(Some records)
----------------
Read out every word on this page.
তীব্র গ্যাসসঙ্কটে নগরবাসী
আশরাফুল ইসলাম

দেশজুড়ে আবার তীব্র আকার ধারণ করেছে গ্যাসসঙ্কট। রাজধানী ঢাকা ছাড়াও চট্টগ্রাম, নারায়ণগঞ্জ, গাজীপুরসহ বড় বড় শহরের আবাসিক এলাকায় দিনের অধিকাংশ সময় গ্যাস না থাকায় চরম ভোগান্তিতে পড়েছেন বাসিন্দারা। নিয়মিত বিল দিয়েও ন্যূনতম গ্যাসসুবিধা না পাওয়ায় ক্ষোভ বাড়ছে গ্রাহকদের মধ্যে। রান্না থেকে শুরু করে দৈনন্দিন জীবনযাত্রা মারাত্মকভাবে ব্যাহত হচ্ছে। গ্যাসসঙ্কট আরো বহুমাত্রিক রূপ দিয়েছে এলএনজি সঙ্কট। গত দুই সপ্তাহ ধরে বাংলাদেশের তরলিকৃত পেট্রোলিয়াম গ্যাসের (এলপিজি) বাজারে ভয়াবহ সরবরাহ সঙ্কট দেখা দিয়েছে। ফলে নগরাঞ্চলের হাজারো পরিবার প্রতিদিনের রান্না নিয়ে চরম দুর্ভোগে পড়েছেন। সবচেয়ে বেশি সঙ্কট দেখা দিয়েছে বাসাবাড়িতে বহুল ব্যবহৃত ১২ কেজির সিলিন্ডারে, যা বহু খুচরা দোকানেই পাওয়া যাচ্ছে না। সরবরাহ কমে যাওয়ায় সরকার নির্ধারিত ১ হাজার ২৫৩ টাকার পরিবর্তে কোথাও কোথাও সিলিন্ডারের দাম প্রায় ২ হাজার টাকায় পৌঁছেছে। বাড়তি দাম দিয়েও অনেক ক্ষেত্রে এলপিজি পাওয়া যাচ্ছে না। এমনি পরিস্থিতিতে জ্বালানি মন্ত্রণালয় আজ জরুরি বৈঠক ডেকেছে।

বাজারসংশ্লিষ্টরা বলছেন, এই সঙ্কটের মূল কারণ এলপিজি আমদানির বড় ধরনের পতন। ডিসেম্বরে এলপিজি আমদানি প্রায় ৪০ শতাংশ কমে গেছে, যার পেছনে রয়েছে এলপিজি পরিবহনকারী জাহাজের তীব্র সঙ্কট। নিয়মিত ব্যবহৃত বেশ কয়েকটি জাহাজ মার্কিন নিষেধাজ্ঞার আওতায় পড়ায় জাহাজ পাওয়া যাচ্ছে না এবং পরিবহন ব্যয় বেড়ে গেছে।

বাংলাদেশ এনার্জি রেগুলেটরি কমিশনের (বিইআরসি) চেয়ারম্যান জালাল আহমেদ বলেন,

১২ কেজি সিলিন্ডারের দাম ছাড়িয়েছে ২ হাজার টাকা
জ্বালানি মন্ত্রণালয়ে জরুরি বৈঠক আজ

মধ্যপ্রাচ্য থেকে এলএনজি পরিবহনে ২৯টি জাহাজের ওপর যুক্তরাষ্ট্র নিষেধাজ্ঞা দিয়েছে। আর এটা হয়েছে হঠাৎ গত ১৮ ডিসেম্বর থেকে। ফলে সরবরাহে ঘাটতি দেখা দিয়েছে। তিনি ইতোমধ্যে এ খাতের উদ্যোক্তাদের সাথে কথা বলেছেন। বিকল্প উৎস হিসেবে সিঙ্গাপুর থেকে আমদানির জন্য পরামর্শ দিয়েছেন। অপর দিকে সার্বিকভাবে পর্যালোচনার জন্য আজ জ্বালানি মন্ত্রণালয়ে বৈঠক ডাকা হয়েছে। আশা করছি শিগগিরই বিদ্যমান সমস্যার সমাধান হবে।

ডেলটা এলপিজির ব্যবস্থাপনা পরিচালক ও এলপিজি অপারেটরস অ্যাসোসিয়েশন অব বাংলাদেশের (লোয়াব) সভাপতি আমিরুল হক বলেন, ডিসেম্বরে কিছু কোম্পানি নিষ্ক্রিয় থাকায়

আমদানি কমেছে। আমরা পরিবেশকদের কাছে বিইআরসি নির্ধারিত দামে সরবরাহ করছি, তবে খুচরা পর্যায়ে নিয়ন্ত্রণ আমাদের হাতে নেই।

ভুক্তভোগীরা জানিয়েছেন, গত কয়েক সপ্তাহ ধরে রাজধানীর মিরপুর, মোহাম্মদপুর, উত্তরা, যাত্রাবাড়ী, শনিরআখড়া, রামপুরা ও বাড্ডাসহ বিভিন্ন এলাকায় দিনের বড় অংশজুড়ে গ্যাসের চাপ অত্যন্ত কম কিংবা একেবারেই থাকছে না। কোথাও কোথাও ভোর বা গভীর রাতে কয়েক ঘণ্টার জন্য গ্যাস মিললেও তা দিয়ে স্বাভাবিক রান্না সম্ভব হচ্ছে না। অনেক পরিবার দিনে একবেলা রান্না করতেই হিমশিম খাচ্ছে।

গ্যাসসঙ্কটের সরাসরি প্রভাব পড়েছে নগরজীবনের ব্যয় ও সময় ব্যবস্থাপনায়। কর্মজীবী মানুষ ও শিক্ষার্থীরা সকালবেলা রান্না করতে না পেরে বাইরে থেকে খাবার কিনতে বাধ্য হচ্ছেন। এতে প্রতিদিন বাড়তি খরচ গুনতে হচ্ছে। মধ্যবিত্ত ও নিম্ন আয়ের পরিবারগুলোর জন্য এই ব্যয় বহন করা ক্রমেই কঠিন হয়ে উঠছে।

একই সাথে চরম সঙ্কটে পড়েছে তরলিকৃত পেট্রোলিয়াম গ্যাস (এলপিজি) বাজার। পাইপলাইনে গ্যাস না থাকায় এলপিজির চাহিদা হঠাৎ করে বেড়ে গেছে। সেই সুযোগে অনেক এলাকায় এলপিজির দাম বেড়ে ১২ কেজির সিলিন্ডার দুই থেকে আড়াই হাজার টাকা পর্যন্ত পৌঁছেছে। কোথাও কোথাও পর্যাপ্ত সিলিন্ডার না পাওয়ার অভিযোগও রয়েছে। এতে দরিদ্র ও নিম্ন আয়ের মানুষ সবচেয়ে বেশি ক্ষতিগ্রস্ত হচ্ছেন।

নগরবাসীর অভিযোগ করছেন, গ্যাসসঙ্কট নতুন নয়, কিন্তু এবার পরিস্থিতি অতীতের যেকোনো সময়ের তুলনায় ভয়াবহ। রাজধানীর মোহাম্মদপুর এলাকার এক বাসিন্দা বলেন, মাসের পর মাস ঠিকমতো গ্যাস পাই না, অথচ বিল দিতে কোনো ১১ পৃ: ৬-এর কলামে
----------------
Goal of the exercise: Write out the whole listing exactly.

Output for this task:
Read out every word on this page.
তীব্র গ্যাসসঙ্কটে নগরবাসী
আশরাফুল ইসলাম

দেশজুড়ে আবার তীব্র আকার ধারণ করেছে গ্যাসসঙ্কট। রাজধানী ঢাকা ছাড়াও চট্টগ্রাম, নারায়ণগঞ্জ, গাজীপুরসহ বড় বড় শহরের আবাসিক এলাকায় দিনের অধিকাংশ সময় গ্যাস না থাকায় চরম ভোগান্তিতে পড়েছেন বাসিন্দারা। নিয়মিত বিল দিয়েও ন্যূনতম গ্যাসসুবিধা না পাওয়ায় ক্ষোভ বাড়ছে গ্রাহকদের মধ্যে। রান্না থেকে শুরু করে দৈনন্দিন জীবনযাত্রা মারাত্মকভাবে ব্যাহত হচ্ছে। গ্যাসসঙ্কট আরো বহুমাত্রিক রূপ দিয়েছে এলএনজি সঙ্কট। গত দুই সপ্তাহ ধরে বাংলাদেশের তরলিকৃত পেট্রোলিয়াম গ্যাসের (এলপিজি) বাজারে ভয়াবহ সরবরাহ সঙ্কট দেখা দিয়েছে। ফলে নগরাঞ্চলের হাজারো পরিবার প্রতিদিনের রান্না নিয়ে চরম দুর্ভোগে পড়েছেন। সবচেয়ে বেশি সঙ্কট দেখা দিয়েছে বাসাবাড়িতে বহুল ব্যবহৃত ১২ কেজির সিলিন্ডারে, যা বহু খুচরা দোকানেই পাওয়া যাচ্ছে না। সরবরাহ কমে যাওয়ায় সরকার নির্ধারিত ১ হাজার ২৫৩ টাকার পরিবর্তে কোথাও কোথাও সিলিন্ডারের দাম প্রায় ২ হাজার টাকায় পৌঁছেছে। বাড়তি দাম দিয়েও অনেক ক্ষেত্রে এলপিজি পাওয়া যাচ্ছে না। এমনি পরিস্থিতিতে জ্বালানি মন্ত্রণালয় আজ জরুরি বৈঠক ডেকেছে।

বাজারসংশ্লিষ্টরা বলছেন, এই সঙ্কটের মূল কারণ এলপিজি আমদানির বড় ধরনের পতন। ডিসেম্বরে এলপিজি আমদানি প্রায় ৪০ শতাংশ কমে গেছে, যার পেছনে রয়েছে এলপিজি পরিবহনকারী জাহাজের তীব্র সঙ্কট। নিয়মিত ব্যবহৃত বেশ কয়েকটি জাহাজ মার্কিন নিষেধাজ্ঞার আওতায় পড়ায় জাহাজ পাওয়া যাচ্ছে না এবং পরিবহন ব্যয় বেড়ে গেছে।

বাংলাদেশ এনার্জি রেগুলেটরি কমিশনের (বিইআরসি) চেয়ারম্যান জালাল আহমেদ বলেন,

১২ কেজি সিলিন্ডারের দাম ছাড়িয়েছে ২ হাজার টাকা
জ্বালানি মন্ত্রণালয়ে জরুরি বৈঠক আজ

মধ্যপ্রাচ্য থেকে এলএনজি পরিবহনে ২৯টি জাহাজের ওপর যুক্তরাষ্ট্র নিষেধাজ্ঞা দিয়েছে। আর এটা হয়েছে হঠাৎ গত ১৮ ডিসেম্বর থেকে। ফলে সরবরাহে ঘাটতি দেখা দিয়েছে। তিনি ইতোমধ্যে এ খাতের উদ্যোক্তাদের সাথে কথা বলেছেন। বিকল্প উৎস হিসেবে সিঙ্গাপুর থেকে আমদানির জন্য পরামর্শ দিয়েছেন। অপর দিকে সার্বিকভাবে পর্যালোচনার জন্য আজ জ্বালানি মন্ত্রণালয়ে বৈঠক ডাকা হয়েছে। আশা করছি শিগগিরই বিদ্যমান সমস্যার সমাধান হবে।

ডেলটা এলপিজির ব্যবস্থাপনা পরিচালক ও এলপিজি অপারেটরস অ্যাসোসিয়েশন অব বাংলাদেশের (লোয়াব) সভাপতি আমিরুল হক বলেন, ডিসেম্বরে কিছু কোম্পানি নিষ্ক্রিয় থাকায়

আমদানি কমেছে। আমরা পরিবেশকদের কাছে বিইআরসি নির্ধারিত দামে সরবরাহ করছি, তবে খুচরা পর্যায়ে নিয়ন্ত্রণ আমাদের হাতে নেই।

ভুক্তভোগীরা জানিয়েছেন, গত কয়েক সপ্তাহ ধরে রাজধানীর মিরপুর, মোহাম্মদপুর, উত্তরা, যাত্রাবাড়ী, শনিরআখড়া, রামপুরা ও বাড্ডাসহ বিভিন্ন এলাকায় দিনের বড় অংশজুড়ে গ্যাসের চাপ অত্যন্ত কম কিংবা একেবারেই থাকছে না। কোথাও কোথাও ভোর বা গভীর রাতে কয়েক ঘণ্টার জন্য গ্যাস মিললেও তা দিয়ে স্বাভাবিক রান্না সম্ভব হচ্ছে না। অনেক পরিবার দিনে একবেলা রান্না করতেই হিমশিম খাচ্ছে।

গ্যাসসঙ্কটের সরাসরি প্রভাব পড়েছে নগরজীবনের ব্যয় ও সময় ব্যবস্থাপনায়। কর্মজীবী মানুষ ও শিক্ষার্থীরা সকালবেলা রান্না করতে না পেরে বাইরে থেকে খাবার কিনতে বাধ্য হচ্ছেন। এতে প্রতিদিন বাড়তি খরচ গুনতে হচ্ছে। মধ্যবিত্ত ও নিম্ন আয়ের পরিবারগুলোর জন্য এই ব্যয় বহন করা ক্রমেই কঠিন হয়ে উঠছে।

একই সাথে চরম সঙ্কটে পড়েছে তরলিকৃত পেট্রোলিয়াম গ্যাস (এলপিজি) বাজার। পাইপলাইনে গ্যাস না থাকায় এলপিজির চাহিদা হঠাৎ করে বেড়ে গেছে। সেই সুযোগে অনেক এলাকায় এলপিজির দাম বেড়ে ১২ কেজির সিলিন্ডার দুই থেকে আড়াই হাজার টাকা পর্যন্ত পৌঁছেছে। কোথাও কোথাও পর্যাপ্ত সিলিন্ডার না পাওয়ার অভিযোগও রয়েছে। এতে দরিদ্র ও নিম্ন আয়ের মানুষ সবচেয়ে বেশি ক্ষতিগ্রস্ত হচ্ছেন।

নগরবাসীর অভিযোগ করছেন, গ্যাসসঙ্কট নতুন নয়, কিন্তু এবার পরিস্থিতি অতীতের যেকোনো সময়ের তুলনায় ভয়াবহ। রাজধানীর মোহাম্মদপুর এলাকার এক বাসিন্দা বলেন, মাসের পর মাস ঠিকমতো গ্যাস পাই না, অথচ বিল দিতে কোনো ১১ পৃ: ৬-এর কলামে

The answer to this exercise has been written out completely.